#### [Page text]
* * * * * * * * *

Despite recent advances in understanding the relationship between FXRs and obesity, the specific mechanism by which FXR regulates obesity requires further studies. Some studies analyzed the hepatic genome-wide binding sites of FXR in healthy mice and mice with diet-induced obesity. They found that more FXR-binding sites are likely functionally inactive in obesity and direct gene repression by agonist-activated FXR is common (Lee et al., 2012). In addition, the beneficial effect of bariatric surgical procedures, such as vertical sleeve gastrectomy (VSG), may also be related to FXR. Since FXR can maintain weight loss after VSG, it is considered as an important molecular underpinning for the beneficial effects of this weight-loss surgical procedure (Ryan et al., 2014). Although the different research studies reach different or even contrary conclusions, they suggest that inhibition of intestinal FXR is a potential target for anti-obesity drug development.

Role of FXR in Insulin Resistance and Diabetes Mellitus

Insulin resistance refers to a state of weakened insulin response, which is a common feature of T2D, obesity, and hypertension (Rask-Madsen and Kahn, 2012). T2D is associated with chronic inflammation, characterized by the release of excessive proinflammatory cytokines, acute-phase proteins and other mediators, all of which are important damage factors for CVD (Paneni et al., 2013). Insulin resistance is not only an important pathological factor of diabetes, but is also considered as the underlying cause of the development of the cardiometabolic syndrome. It has been reported that fasting insulin (an indicator of insulin resistance) contributed to the development of the metabolic syndrome, including hypertension, hypertriglyceridemia, reduced HDL-C, and T2D (Haffner et al., 1992). Insulin resistance is the direct cause of elevated fasting glucose and prediabetes (impaired glucose tolerance) contributing to glycotoxicity, lipotoxicity, and inflammation, all of which trigger and accelerate vascular damage, endothelial dysfunction, hypertension, atherosclerosis and CVD (Ouchi et al., 2011). There are many factors that cause insulin resistance, including dysfunctional binding to insulin receptor, abnormal insulin secretion, lipid oversupply and alterations in substrate metabolism (Roberts et al., 2013). Elevated plasma-free fatty acids played a key role in the development of insulin resistance and T2D, and the decrease in plasma-free fatty acids was closely correlated with improvement in insulin sensitivity in T2D (r=0.76) subjects (P< 0.001) (Daniele et al., 2014). Excess free fatty acid can simultaneously cause insulin resistance, activate oxidative stress and ER stress, ultimately leading to the secretion of a variety of proinflammatory cytokines, both of which could conversely produce the development of insulin resistance (Boden, 2011). As the key regulatory element of free fatty acid metabolism, FXR has effective therapeutic effect on insulin resistance and T2D.

* * * * * * * * *

(Document structure recognition data)
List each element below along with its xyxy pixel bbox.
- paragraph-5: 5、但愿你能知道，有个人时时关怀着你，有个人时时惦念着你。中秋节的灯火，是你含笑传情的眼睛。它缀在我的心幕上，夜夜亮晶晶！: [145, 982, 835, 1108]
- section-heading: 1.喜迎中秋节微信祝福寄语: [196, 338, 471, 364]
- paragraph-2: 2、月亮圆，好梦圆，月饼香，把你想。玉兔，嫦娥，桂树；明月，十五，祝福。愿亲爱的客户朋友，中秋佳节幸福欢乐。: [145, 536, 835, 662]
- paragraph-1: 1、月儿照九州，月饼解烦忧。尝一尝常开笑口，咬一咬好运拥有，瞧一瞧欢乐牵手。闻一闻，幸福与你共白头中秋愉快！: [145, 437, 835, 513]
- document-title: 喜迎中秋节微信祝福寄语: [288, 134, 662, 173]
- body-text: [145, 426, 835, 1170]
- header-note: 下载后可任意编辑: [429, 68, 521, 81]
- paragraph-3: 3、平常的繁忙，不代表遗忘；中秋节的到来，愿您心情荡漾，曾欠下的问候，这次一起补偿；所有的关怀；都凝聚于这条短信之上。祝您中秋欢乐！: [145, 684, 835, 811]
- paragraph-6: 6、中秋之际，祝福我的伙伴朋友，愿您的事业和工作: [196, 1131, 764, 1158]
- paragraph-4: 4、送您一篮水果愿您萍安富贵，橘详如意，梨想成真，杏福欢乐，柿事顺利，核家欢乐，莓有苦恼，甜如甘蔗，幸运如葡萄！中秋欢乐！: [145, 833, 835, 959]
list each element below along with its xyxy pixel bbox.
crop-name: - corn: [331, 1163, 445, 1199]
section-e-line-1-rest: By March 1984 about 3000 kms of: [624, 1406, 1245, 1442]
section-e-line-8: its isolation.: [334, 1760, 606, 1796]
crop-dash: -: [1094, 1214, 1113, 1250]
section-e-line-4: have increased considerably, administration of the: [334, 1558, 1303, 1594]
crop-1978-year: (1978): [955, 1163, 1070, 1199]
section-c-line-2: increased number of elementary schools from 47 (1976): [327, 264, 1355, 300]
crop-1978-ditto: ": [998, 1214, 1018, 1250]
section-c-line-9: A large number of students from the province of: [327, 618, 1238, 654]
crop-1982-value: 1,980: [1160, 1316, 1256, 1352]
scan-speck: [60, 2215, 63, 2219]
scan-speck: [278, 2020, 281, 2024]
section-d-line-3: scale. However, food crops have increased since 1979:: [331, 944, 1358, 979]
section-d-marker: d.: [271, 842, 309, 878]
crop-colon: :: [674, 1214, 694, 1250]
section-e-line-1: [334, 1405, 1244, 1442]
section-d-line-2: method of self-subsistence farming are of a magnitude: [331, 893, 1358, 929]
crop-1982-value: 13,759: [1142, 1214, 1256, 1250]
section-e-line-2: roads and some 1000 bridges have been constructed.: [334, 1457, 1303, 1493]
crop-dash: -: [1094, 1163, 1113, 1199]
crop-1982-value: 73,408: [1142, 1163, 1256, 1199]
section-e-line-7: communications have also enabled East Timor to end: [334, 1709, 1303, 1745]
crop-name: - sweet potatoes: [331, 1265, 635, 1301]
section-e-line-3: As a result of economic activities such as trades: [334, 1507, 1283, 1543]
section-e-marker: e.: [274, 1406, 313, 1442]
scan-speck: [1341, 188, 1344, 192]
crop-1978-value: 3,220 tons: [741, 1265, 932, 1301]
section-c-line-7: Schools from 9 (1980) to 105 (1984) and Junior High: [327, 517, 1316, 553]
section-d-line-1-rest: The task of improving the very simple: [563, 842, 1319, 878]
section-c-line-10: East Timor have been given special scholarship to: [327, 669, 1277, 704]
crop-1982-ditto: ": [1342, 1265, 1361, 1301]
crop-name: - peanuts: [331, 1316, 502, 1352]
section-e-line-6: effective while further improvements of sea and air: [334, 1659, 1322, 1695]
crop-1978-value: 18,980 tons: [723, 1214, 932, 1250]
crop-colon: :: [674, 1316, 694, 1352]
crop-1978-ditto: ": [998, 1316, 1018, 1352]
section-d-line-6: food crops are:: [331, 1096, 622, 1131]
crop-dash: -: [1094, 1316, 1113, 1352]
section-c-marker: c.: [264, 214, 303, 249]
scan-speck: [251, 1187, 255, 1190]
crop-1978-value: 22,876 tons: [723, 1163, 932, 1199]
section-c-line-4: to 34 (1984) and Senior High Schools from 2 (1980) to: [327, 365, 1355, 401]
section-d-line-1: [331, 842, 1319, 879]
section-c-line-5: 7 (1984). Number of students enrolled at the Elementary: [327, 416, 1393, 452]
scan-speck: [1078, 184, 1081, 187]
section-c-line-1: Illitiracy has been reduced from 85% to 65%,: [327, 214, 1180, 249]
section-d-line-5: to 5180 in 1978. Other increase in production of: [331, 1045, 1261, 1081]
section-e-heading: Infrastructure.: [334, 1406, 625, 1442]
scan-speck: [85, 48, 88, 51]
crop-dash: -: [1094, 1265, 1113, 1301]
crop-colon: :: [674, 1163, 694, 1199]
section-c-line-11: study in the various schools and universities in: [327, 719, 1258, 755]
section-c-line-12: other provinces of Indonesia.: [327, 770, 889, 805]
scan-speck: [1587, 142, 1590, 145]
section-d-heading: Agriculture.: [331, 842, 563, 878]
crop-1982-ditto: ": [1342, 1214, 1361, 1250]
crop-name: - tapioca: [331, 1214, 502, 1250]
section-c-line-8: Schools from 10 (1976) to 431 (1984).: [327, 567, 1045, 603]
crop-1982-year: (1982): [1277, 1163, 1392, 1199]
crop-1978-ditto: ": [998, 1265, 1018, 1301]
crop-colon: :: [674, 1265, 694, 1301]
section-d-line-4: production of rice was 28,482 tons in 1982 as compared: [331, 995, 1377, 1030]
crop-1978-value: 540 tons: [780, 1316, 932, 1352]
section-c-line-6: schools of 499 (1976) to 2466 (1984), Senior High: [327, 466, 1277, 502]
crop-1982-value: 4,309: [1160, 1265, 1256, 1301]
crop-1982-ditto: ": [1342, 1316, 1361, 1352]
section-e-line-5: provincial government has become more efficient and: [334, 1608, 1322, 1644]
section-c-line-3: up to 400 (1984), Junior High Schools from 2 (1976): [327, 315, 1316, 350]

* * * * * * * * *

#### [Problem set]
1 - Translate this sentence from the FXR passage into Spanish: "Insulin resistance refers to a state of weakened insulin response, which is a common feature of T2D, obesity, and hypertension (Rask-Madsen and Kahn, 2012)."
2 - Answer these questions using the FXR passage:
(a) Which bariatric surgical procedure does it give as an example?
(b) What r value is given for the link between lower plasma-free fatty acids and better insulin sensitivity in T2D subjects?
(c) Fasting insulin is described as an indicator of what?
These rows were taken from a different source than the FXR passage.

#### [Answers to each task]
1 - La resistencia a la insulina se refiere a un estado de respuesta debilitada a la insulina, que es una característica común de la T2D, la obesidad y la hipertensión (Rask-Madsen y Kahn, 2012).

2 -
(a) Vertical sleeve gastrectomy (VSG)
(b) r=0.76
(c) Insulin resistance